Your goal: Gather up the lines with the word "image" in them.

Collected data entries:
-*-
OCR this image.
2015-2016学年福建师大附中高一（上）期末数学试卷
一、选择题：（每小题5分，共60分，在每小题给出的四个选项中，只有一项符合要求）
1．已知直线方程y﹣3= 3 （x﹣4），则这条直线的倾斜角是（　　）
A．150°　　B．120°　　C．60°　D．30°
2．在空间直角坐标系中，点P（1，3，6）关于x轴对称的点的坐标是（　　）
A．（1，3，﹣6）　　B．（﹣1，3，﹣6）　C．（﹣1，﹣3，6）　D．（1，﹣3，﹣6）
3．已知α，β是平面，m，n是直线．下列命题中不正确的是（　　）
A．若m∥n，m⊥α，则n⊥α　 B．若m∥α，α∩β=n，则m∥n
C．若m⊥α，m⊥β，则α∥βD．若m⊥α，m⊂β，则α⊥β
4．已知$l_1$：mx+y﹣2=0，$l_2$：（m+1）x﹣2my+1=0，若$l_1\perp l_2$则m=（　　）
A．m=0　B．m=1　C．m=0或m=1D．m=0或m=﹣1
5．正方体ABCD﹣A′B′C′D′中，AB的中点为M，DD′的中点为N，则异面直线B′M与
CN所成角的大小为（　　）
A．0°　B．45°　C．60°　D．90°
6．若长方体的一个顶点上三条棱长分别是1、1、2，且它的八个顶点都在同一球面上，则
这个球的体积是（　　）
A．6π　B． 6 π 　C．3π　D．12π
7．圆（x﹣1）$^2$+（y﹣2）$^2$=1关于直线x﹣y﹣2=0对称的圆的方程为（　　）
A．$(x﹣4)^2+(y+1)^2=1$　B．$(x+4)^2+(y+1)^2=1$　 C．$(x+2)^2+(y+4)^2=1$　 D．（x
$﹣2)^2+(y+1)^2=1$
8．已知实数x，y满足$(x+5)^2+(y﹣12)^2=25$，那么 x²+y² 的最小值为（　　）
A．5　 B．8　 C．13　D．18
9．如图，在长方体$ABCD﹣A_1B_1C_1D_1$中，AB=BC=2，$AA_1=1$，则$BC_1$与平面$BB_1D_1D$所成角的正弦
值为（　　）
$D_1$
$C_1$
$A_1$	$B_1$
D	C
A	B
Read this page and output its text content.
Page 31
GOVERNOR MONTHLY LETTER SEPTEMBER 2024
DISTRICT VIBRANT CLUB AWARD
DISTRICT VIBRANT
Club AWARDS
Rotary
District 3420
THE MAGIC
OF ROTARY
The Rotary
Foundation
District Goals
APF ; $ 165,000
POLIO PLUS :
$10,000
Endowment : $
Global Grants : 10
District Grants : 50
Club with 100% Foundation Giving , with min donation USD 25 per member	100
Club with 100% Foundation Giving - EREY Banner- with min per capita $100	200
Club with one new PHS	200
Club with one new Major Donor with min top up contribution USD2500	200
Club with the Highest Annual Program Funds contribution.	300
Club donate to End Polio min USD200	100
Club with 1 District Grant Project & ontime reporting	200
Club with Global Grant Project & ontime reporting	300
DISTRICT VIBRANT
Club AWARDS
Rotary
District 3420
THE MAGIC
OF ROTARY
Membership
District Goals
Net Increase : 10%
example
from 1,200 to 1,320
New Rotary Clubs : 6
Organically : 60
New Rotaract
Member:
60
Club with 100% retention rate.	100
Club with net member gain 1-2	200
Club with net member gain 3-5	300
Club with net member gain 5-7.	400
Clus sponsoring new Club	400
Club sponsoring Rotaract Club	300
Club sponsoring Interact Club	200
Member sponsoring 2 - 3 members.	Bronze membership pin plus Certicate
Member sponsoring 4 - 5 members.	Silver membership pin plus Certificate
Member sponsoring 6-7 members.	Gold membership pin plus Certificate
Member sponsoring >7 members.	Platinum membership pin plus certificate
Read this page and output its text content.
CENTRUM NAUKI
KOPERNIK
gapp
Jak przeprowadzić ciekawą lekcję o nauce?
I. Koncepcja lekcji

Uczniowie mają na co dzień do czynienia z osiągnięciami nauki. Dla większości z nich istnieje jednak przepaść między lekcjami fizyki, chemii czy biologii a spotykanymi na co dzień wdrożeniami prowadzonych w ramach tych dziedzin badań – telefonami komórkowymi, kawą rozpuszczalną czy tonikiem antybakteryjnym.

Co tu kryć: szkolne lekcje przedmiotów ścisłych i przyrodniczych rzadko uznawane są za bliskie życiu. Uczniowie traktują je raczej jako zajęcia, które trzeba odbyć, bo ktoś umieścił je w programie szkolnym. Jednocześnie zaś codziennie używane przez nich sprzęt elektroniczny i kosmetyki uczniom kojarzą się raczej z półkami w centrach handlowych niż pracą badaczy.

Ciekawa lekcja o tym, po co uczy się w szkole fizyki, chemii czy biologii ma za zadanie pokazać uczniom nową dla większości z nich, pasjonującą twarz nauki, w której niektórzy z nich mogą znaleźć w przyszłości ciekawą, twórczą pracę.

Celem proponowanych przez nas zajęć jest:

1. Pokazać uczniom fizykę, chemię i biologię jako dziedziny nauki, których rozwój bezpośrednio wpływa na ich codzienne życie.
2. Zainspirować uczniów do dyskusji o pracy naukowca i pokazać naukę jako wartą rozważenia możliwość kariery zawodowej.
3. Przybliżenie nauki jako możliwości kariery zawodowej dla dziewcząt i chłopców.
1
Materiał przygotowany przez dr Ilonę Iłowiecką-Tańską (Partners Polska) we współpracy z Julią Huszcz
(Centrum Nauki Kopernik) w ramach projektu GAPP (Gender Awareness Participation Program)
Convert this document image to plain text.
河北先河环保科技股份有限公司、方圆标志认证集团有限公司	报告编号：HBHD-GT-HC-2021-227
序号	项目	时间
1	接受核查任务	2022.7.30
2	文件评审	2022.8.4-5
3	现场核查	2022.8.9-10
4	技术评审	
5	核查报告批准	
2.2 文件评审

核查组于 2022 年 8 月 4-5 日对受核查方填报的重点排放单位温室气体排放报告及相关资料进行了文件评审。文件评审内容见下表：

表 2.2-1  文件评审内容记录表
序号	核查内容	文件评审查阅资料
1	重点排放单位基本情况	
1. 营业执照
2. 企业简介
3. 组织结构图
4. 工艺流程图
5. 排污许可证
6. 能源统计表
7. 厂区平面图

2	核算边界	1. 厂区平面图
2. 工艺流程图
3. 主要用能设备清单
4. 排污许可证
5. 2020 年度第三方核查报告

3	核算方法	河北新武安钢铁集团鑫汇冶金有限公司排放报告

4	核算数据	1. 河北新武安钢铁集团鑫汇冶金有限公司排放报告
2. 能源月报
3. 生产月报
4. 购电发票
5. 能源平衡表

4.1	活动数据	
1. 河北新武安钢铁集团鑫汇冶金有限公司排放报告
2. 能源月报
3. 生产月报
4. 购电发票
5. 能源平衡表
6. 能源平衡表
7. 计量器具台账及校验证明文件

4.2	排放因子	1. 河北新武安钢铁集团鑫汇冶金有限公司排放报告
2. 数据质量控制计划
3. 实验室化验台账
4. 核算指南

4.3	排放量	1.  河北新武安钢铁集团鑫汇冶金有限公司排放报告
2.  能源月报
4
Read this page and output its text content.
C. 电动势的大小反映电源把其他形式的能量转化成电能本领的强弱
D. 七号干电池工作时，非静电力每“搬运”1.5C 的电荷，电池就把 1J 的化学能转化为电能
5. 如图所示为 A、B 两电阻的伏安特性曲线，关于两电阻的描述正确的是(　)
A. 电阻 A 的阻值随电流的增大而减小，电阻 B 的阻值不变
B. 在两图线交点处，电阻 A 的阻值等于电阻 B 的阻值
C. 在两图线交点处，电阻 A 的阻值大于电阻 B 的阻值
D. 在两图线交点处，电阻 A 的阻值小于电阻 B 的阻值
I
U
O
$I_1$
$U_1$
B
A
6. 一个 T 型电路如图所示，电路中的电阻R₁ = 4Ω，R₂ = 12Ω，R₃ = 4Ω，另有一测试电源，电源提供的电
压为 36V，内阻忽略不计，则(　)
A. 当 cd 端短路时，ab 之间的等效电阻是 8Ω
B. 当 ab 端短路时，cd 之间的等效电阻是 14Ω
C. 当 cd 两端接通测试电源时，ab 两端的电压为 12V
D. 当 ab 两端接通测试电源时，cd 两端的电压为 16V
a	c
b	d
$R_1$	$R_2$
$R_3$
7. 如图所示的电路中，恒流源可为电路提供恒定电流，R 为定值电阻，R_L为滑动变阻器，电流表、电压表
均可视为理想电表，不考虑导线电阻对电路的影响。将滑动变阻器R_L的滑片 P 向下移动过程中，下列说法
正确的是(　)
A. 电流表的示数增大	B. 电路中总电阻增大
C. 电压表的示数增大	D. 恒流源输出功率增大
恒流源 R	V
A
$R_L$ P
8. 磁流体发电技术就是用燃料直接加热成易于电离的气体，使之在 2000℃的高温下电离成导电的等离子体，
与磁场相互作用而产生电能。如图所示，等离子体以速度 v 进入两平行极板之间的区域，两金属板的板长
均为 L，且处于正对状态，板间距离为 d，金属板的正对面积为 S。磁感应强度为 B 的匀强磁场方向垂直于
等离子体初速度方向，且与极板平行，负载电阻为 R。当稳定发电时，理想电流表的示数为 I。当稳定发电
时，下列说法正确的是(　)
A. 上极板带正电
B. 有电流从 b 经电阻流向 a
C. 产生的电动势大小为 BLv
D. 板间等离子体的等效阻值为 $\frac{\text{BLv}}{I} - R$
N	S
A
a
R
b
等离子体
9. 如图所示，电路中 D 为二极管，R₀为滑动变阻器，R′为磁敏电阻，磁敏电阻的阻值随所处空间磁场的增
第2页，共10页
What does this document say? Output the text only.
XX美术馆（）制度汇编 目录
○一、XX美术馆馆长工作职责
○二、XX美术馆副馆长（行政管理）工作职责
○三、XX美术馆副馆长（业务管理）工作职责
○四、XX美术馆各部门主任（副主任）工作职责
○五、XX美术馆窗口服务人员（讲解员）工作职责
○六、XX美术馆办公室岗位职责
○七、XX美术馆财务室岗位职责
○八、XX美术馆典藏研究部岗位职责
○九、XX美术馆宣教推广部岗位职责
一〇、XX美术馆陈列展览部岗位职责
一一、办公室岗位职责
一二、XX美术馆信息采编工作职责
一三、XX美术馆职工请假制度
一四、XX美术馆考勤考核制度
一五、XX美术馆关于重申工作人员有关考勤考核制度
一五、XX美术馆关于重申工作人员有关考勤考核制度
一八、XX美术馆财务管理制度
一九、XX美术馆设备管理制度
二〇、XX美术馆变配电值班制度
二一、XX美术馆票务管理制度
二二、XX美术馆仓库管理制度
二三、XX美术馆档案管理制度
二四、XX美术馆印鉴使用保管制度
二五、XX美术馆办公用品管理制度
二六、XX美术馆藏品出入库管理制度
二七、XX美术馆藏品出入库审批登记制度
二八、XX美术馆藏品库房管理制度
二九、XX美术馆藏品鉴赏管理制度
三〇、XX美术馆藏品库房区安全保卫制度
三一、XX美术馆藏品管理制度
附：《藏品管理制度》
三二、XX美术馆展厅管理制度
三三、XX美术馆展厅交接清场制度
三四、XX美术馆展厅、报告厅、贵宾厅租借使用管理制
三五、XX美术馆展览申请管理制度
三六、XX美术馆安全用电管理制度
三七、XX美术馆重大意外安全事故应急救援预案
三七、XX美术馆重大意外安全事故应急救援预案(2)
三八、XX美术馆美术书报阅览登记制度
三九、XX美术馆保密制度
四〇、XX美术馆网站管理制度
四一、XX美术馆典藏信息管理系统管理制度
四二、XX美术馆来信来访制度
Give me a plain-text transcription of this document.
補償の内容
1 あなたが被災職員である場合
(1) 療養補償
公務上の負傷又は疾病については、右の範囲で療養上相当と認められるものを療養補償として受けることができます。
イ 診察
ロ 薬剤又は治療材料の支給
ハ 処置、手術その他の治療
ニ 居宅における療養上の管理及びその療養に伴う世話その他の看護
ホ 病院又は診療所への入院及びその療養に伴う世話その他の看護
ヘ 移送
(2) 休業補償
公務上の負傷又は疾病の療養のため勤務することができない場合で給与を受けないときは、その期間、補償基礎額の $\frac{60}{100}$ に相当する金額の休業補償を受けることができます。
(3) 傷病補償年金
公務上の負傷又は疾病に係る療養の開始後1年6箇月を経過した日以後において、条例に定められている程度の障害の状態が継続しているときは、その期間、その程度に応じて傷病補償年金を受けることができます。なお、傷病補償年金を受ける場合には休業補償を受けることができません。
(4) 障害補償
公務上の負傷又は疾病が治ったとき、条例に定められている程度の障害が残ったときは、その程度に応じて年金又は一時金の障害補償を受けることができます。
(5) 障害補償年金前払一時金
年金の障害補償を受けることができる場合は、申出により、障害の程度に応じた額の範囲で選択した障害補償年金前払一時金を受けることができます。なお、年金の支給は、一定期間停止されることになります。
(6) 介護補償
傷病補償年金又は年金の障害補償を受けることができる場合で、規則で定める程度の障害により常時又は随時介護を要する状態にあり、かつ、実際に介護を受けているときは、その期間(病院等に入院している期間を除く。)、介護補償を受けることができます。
-*-
Result:
OCR this image.
Convert this document image to plain text.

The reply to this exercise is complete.